## Exercise aim
Locate each line with the string "Breakdown" in the listing below and copy it.
********************
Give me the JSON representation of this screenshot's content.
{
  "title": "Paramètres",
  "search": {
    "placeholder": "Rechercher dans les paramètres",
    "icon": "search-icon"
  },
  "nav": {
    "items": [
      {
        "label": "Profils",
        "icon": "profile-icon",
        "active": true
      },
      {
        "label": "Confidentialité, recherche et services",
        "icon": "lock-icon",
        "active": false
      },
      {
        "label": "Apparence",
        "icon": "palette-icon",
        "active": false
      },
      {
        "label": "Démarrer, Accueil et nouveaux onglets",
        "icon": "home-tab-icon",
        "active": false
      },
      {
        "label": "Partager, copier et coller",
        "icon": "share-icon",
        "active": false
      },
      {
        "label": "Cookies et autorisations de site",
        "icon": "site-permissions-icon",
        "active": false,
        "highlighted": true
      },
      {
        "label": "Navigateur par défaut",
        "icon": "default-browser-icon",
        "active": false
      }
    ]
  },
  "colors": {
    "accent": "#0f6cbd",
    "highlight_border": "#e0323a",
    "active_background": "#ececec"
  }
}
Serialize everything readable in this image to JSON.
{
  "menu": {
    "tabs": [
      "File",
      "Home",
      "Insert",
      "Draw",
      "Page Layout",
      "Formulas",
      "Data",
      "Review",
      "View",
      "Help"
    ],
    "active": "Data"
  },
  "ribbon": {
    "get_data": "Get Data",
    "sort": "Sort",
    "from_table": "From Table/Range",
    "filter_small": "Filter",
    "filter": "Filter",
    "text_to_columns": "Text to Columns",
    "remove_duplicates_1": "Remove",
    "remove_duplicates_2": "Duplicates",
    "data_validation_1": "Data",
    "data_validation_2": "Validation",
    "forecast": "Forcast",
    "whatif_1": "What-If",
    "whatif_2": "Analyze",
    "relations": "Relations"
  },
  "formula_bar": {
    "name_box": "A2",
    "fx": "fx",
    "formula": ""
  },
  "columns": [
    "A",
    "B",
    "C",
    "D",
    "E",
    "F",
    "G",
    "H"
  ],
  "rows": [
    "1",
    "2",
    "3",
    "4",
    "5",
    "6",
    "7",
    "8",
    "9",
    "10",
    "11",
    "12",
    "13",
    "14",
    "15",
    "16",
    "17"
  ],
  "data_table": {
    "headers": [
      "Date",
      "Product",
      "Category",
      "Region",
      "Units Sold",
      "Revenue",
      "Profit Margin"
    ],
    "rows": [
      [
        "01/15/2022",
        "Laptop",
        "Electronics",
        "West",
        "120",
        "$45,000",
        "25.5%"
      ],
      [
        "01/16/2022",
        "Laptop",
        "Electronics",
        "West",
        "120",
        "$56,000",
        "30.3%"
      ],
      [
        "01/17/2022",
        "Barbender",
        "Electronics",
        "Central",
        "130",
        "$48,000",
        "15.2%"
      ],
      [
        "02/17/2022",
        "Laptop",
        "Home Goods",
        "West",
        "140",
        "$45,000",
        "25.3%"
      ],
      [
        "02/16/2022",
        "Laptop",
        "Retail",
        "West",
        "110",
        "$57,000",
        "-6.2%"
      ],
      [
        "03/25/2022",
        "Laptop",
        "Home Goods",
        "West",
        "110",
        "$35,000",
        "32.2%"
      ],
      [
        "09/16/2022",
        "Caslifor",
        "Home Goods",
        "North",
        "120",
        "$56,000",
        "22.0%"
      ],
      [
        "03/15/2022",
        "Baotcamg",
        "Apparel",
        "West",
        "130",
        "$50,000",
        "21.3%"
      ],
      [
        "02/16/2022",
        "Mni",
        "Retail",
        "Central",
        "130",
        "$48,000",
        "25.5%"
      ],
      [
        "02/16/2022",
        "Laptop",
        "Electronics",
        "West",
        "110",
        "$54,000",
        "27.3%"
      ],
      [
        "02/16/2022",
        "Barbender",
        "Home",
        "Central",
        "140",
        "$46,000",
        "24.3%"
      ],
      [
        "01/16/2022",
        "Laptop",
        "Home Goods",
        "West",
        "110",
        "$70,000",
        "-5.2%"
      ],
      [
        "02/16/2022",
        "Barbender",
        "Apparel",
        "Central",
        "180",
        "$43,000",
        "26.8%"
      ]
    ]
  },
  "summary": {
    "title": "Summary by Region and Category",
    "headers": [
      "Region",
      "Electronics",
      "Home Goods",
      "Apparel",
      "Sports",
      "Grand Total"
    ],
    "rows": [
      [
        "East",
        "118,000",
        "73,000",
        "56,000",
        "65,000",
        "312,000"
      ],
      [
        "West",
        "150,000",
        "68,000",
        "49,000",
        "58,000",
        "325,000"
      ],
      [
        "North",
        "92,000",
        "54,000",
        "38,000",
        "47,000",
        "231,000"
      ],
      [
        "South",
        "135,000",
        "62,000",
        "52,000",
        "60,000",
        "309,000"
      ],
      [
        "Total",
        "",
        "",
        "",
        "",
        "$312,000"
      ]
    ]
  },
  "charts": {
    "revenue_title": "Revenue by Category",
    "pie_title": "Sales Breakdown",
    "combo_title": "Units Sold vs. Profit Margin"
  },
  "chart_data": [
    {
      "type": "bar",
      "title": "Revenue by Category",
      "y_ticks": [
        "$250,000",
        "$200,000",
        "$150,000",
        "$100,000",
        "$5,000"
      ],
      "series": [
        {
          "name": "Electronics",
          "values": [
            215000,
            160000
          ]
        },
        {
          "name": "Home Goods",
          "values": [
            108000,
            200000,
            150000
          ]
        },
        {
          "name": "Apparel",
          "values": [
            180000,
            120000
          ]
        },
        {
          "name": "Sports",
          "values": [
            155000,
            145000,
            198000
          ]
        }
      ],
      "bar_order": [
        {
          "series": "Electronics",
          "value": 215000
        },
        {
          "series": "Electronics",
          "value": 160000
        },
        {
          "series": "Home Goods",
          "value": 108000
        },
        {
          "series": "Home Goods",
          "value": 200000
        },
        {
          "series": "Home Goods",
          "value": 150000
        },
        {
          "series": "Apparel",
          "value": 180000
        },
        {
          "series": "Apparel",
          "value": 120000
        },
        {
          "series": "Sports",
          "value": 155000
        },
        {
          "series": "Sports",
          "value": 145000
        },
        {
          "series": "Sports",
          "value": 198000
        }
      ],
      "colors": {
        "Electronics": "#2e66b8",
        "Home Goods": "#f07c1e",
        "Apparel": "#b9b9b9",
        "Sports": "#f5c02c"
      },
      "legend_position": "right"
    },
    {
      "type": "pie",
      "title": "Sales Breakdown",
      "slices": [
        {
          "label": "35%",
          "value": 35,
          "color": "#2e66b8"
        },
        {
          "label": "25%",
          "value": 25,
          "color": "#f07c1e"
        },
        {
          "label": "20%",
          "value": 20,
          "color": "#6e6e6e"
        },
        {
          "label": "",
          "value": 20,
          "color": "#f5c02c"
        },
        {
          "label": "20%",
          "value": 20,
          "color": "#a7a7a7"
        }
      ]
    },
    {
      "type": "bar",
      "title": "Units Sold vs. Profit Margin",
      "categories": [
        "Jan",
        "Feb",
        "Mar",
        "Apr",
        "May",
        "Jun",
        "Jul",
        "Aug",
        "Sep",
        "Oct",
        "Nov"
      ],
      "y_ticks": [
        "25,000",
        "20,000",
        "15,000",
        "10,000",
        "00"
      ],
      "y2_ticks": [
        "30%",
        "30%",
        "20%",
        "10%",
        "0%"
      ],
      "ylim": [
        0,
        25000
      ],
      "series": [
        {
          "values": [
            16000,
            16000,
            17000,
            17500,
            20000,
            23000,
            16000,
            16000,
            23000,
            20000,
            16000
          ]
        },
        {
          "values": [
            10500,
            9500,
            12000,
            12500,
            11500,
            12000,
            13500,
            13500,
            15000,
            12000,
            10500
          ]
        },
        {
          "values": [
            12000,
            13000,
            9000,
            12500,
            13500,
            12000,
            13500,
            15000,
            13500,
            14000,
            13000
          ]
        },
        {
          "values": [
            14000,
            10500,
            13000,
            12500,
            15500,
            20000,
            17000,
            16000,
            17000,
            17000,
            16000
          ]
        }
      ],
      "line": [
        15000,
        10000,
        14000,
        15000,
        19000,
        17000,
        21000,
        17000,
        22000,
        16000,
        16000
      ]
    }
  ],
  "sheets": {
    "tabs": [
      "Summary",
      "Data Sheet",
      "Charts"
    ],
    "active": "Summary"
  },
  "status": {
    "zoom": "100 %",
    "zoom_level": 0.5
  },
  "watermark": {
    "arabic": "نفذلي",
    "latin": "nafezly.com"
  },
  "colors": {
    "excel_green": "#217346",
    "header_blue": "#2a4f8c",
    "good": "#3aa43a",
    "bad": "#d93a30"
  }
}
********************
## Result
    "pie_title": "Sales Breakdown",
      "title": "Sales Breakdown",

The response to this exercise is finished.